▼▼▼
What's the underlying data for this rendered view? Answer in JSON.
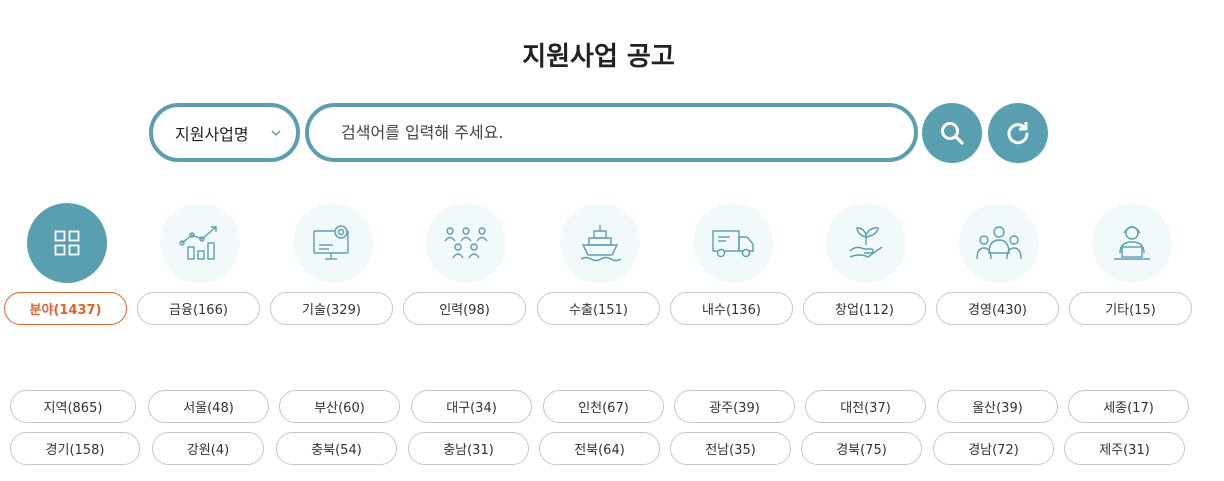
{
  "page": {
    "title": "지원사업 공고"
  },
  "search": {
    "select_value": "지원사업명",
    "placeholder": "검색어를 입력해 주세요.",
    "search_icon": "search-icon",
    "reset_icon": "refresh-icon"
  },
  "colors": {
    "accent": "#5a9fb0",
    "active": "#e0622f",
    "icon_bg": "#f1f9fa"
  },
  "categories": [
    {
      "label": "분야(1437)",
      "icon": "grid-icon",
      "active": true
    },
    {
      "label": "금융(166)",
      "icon": "chart-icon"
    },
    {
      "label": "기술(329)",
      "icon": "tech-monitor-icon"
    },
    {
      "label": "인력(98)",
      "icon": "people-icon"
    },
    {
      "label": "수출(151)",
      "icon": "ship-icon"
    },
    {
      "label": "내수(136)",
      "icon": "truck-icon"
    },
    {
      "label": "창업(112)",
      "icon": "sprout-hand-icon"
    },
    {
      "label": "경영(430)",
      "icon": "management-team-icon"
    },
    {
      "label": "기타(15)",
      "icon": "person-laptop-icon"
    }
  ],
  "regions": {
    "row1": [
      "지역(865)",
      "서울(48)",
      "부산(60)",
      "대구(34)",
      "인천(67)",
      "광주(39)",
      "대전(37)",
      "울산(39)",
      "세종(17)"
    ],
    "row2": [
      "경기(158)",
      "강원(4)",
      "충북(54)",
      "충남(31)",
      "전북(64)",
      "전남(35)",
      "경북(75)",
      "경남(72)",
      "제주(31)"
    ]
  }
}
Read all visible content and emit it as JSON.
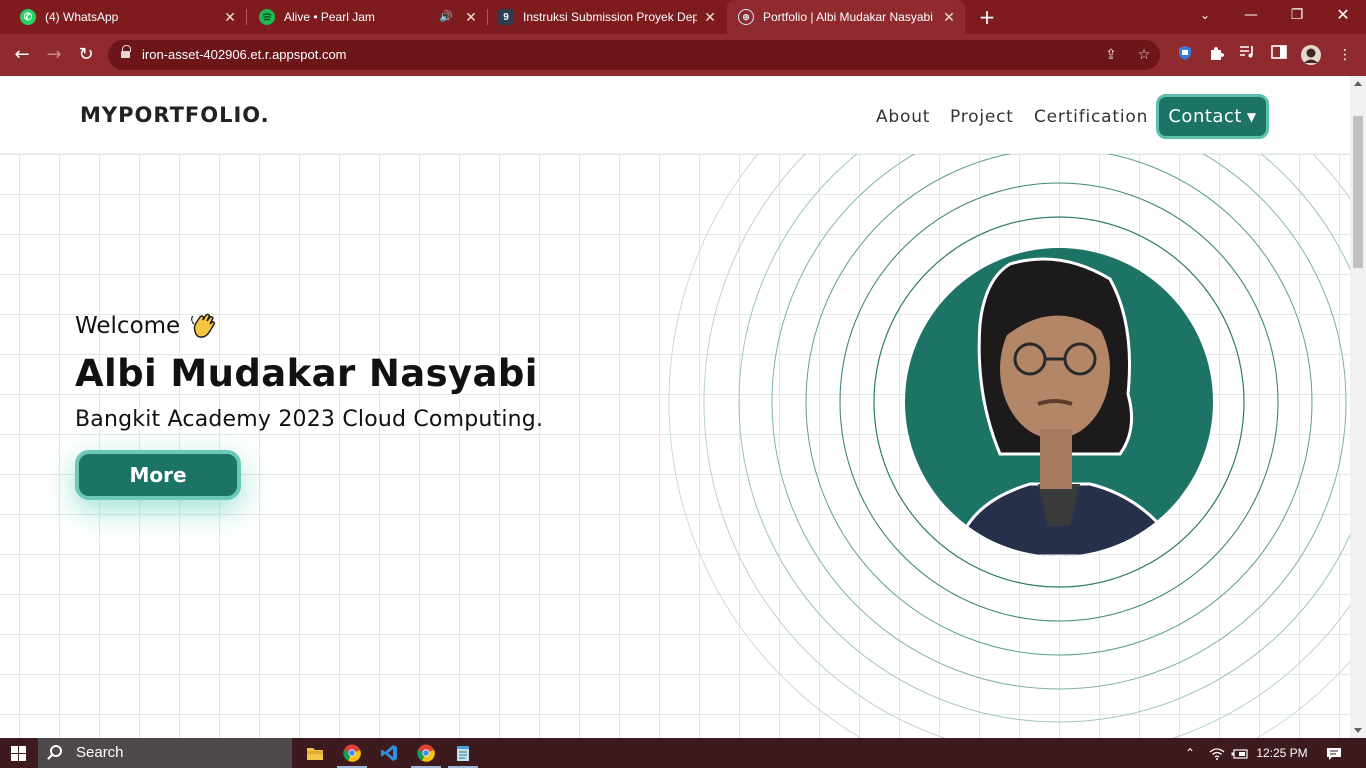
{
  "tabs": [
    {
      "title": "(4) WhatsApp",
      "icon": "whatsapp-icon"
    },
    {
      "title": "Alive • Pearl Jam",
      "icon": "spotify-icon"
    },
    {
      "title": "Instruksi Submission Proyek Dep",
      "icon": "dicoding-icon"
    },
    {
      "title": "Portfolio | Albi Mudakar Nasyabi",
      "icon": "globe-icon",
      "active": true
    }
  ],
  "address_bar": {
    "url": "iron-asset-402906.et.r.appspot.com"
  },
  "site": {
    "brand": "MYPORTFOLIO.",
    "nav": {
      "about": "About",
      "project": "Project",
      "certification": "Certification",
      "contact": "Contact"
    },
    "hero": {
      "welcome": "Welcome",
      "name": "Albi Mudakar Nasyabi",
      "subtitle": "Bangkit Academy 2023 Cloud Computing.",
      "more_label": "More"
    }
  },
  "taskbar": {
    "search_label": "Search",
    "time": "12:25 PM",
    "apps": [
      "file-explorer-icon",
      "chrome-icon",
      "vscode-icon",
      "chrome-icon",
      "notepad-icon"
    ]
  },
  "colors": {
    "accent": "#1e7367",
    "accent_light": "#5bc0ad",
    "chrome": "#8f2a2e",
    "tabbar": "#7d1b1f"
  }
}
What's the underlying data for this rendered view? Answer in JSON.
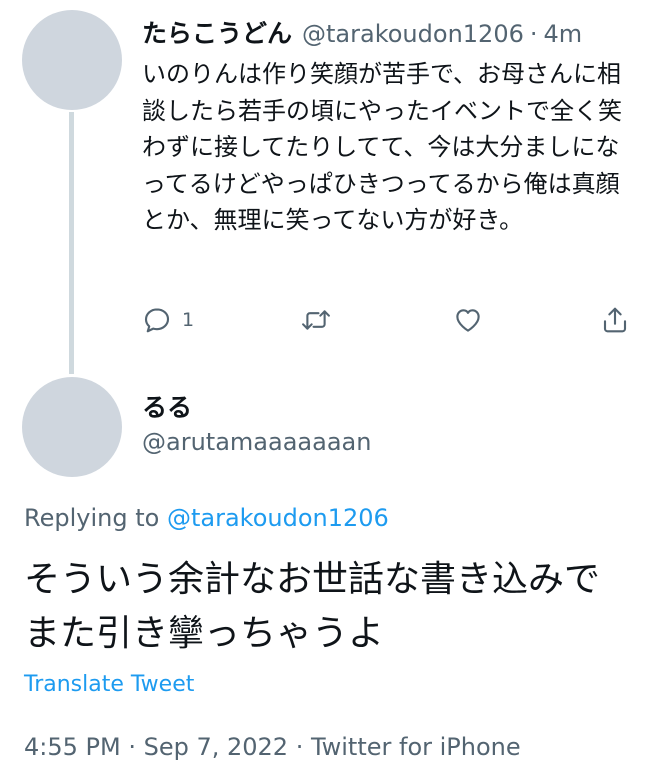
{
  "parent_tweet": {
    "display_name": "たらこうどん",
    "handle": "@tarakoudon1206",
    "separator": "·",
    "time_ago": "4m",
    "text": "いのりんは作り笑顔が苦手で、お母さんに相談したら若手の頃にやったイベントで全く笑わずに接してたりしてて、今は大分ましになってるけどやっぱひきつってるから俺は真顔とか、無理に笑ってない方が好き。",
    "actions": {
      "reply_count": "1",
      "reply_icon": "reply-icon",
      "retweet_icon": "retweet-icon",
      "like_icon": "like-icon",
      "share_icon": "share-icon"
    }
  },
  "reply_tweet": {
    "display_name": "るる",
    "handle": "@arutamaaaaaaan",
    "replying_label": "Replying to",
    "replying_handle": "@tarakoudon1206",
    "text": "そういう余計なお世話な書き込みでまた引き攣っちゃうよ",
    "translate_label": "Translate Tweet",
    "meta": "4:55 PM · Sep 7, 2022 · Twitter for iPhone"
  },
  "colors": {
    "avatar": "#cfd6de",
    "thread_line": "#cfd9de",
    "primary_text": "#0f1419",
    "secondary_text": "#536471",
    "link": "#1d9bf0"
  }
}
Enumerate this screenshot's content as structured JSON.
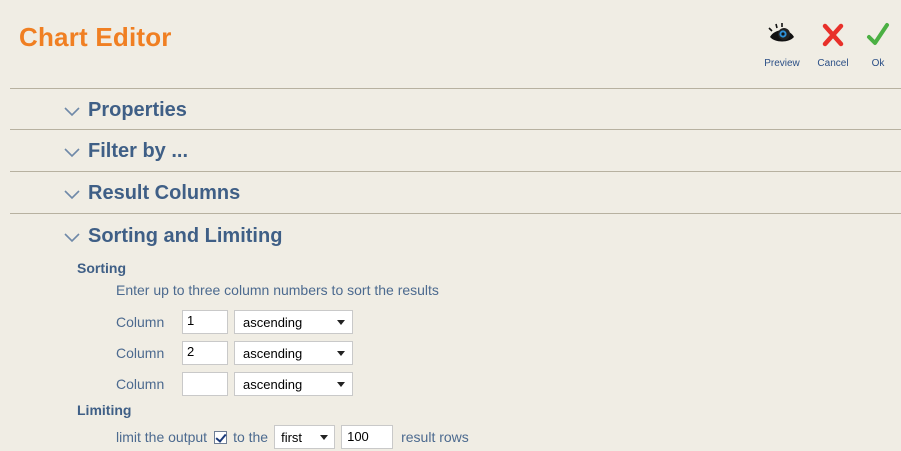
{
  "header": {
    "title": "Chart Editor",
    "title_color": "#f07f22",
    "actions": [
      {
        "label": "Preview",
        "icon": "eye-icon"
      },
      {
        "label": "Cancel",
        "icon": "close-icon",
        "color": "#e8302a"
      },
      {
        "label": "Ok",
        "icon": "checkmark-icon",
        "color": "#4bb043"
      }
    ]
  },
  "sections": [
    {
      "label": "Properties",
      "icon": "chevron-down-icon"
    },
    {
      "label": "Filter by ...",
      "icon": "chevron-down-icon"
    },
    {
      "label": "Result Columns",
      "icon": "chevron-down-icon"
    },
    {
      "label": "Sorting and Limiting",
      "icon": "chevron-down-icon"
    }
  ],
  "sorting": {
    "heading": "Sorting",
    "help": "Enter up to three column numbers to sort the results",
    "rows": [
      {
        "label": "Column",
        "value": "1",
        "order": "ascending"
      },
      {
        "label": "Column",
        "value": "2",
        "order": "ascending"
      },
      {
        "label": "Column",
        "value": "",
        "order": "ascending"
      }
    ]
  },
  "limiting": {
    "heading": "Limiting",
    "prefix": "limit the output",
    "checked": true,
    "middle": "to the",
    "mode": "first",
    "count": "100",
    "suffix": "result rows"
  }
}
▲▲▲
> [DESCRIPTION OF THE TASK]
Your job is to transcribe the entries above exactly; skip the pictures.

> [FINAL RESULT]
What's the underlying data for this rendered view? Answer in JSON.
{
  "page": {
    "title": "지원사업 공고"
  },
  "search": {
    "select_value": "지원사업명",
    "placeholder": "검색어를 입력해 주세요.",
    "search_icon": "search-icon",
    "reset_icon": "refresh-icon"
  },
  "colors": {
    "accent": "#5a9fb0",
    "active": "#e0622f",
    "icon_bg": "#f1f9fa"
  },
  "categories": [
    {
      "label": "분야(1437)",
      "icon": "grid-icon",
      "active": true
    },
    {
      "label": "금융(166)",
      "icon": "chart-icon"
    },
    {
      "label": "기술(329)",
      "icon": "tech-monitor-icon"
    },
    {
      "label": "인력(98)",
      "icon": "people-icon"
    },
    {
      "label": "수출(151)",
      "icon": "ship-icon"
    },
    {
      "label": "내수(136)",
      "icon": "truck-icon"
    },
    {
      "label": "창업(112)",
      "icon": "sprout-hand-icon"
    },
    {
      "label": "경영(430)",
      "icon": "management-team-icon"
    },
    {
      "label": "기타(15)",
      "icon": "person-laptop-icon"
    }
  ],
  "regions": {
    "row1": [
      "지역(865)",
      "서울(48)",
      "부산(60)",
      "대구(34)",
      "인천(67)",
      "광주(39)",
      "대전(37)",
      "울산(39)",
      "세종(17)"
    ],
    "row2": [
      "경기(158)",
      "강원(4)",
      "충북(54)",
      "충남(31)",
      "전북(64)",
      "전남(35)",
      "경북(75)",
      "경남(72)",
      "제주(31)"
    ]
  }
}
Read all visible content and emit it as JSON.
{
  "tabs": [
    {
      "title": "(4) WhatsApp",
      "icon": "whatsapp-icon"
    },
    {
      "title": "Alive • Pearl Jam",
      "icon": "spotify-icon"
    },
    {
      "title": "Instruksi Submission Proyek Dep",
      "icon": "dicoding-icon"
    },
    {
      "title": "Portfolio | Albi Mudakar Nasyabi",
      "icon": "globe-icon",
      "active": true
    }
  ],
  "address_bar": {
    "url": "iron-asset-402906.et.r.appspot.com"
  },
  "site": {
    "brand": "MYPORTFOLIO.",
    "nav": {
      "about": "About",
      "project": "Project",
      "certification": "Certification",
      "contact": "Contact"
    },
    "hero": {
      "welcome": "Welcome",
      "name": "Albi Mudakar Nasyabi",
      "subtitle": "Bangkit Academy 2023 Cloud Computing.",
      "more_label": "More"
    }
  },
  "taskbar": {
    "search_label": "Search",
    "time": "12:25 PM",
    "apps": [
      "file-explorer-icon",
      "chrome-icon",
      "vscode-icon",
      "chrome-icon",
      "notepad-icon"
    ]
  },
  "colors": {
    "accent": "#1e7367",
    "accent_light": "#5bc0ad",
    "chrome": "#8f2a2e",
    "tabbar": "#7d1b1f"
  }
}
What's the underlying data for this rendered view? Answer in JSON.
{
  "parent_tweet": {
    "display_name": "たらこうどん",
    "handle": "@tarakoudon1206",
    "separator": "·",
    "time_ago": "4m",
    "text": "いのりんは作り笑顔が苦手で、お母さんに相談したら若手の頃にやったイベントで全く笑わずに接してたりしてて、今は大分ましになってるけどやっぱひきつってるから俺は真顔とか、無理に笑ってない方が好き。",
    "actions": {
      "reply_count": "1",
      "reply_icon": "reply-icon",
      "retweet_icon": "retweet-icon",
      "like_icon": "like-icon",
      "share_icon": "share-icon"
    }
  },
  "reply_tweet": {
    "display_name": "るる",
    "handle": "@arutamaaaaaaan",
    "replying_label": "Replying to",
    "replying_handle": "@tarakoudon1206",
    "text": "そういう余計なお世話な書き込みでまた引き攣っちゃうよ",
    "translate_label": "Translate Tweet",
    "meta": "4:55 PM · Sep 7, 2022 · Twitter for iPhone"
  },
  "colors": {
    "avatar": "#cfd6de",
    "thread_line": "#cfd9de",
    "primary_text": "#0f1419",
    "secondary_text": "#536471",
    "link": "#1d9bf0"
  }
}
Enumerate this screenshot's content as structured JSON.
{
  "header": {
    "title": "Chart Editor",
    "title_color": "#f07f22",
    "actions": [
      {
        "label": "Preview",
        "icon": "eye-icon"
      },
      {
        "label": "Cancel",
        "icon": "close-icon",
        "color": "#e8302a"
      },
      {
        "label": "Ok",
        "icon": "checkmark-icon",
        "color": "#4bb043"
      }
    ]
  },
  "sections": [
    {
      "label": "Properties",
      "icon": "chevron-down-icon"
    },
    {
      "label": "Filter by ...",
      "icon": "chevron-down-icon"
    },
    {
      "label": "Result Columns",
      "icon": "chevron-down-icon"
    },
    {
      "label": "Sorting and Limiting",
      "icon": "chevron-down-icon"
    }
  ],
  "sorting": {
    "heading": "Sorting",
    "help": "Enter up to three column numbers to sort the results",
    "rows": [
      {
        "label": "Column",
        "value": "1",
        "order": "ascending"
      },
      {
        "label": "Column",
        "value": "2",
        "order": "ascending"
      },
      {
        "label": "Column",
        "value": "",
        "order": "ascending"
      }
    ]
  },
  "limiting": {
    "heading": "Limiting",
    "prefix": "limit the output",
    "checked": true,
    "middle": "to the",
    "mode": "first",
    "count": "100",
    "suffix": "result rows"
  }
}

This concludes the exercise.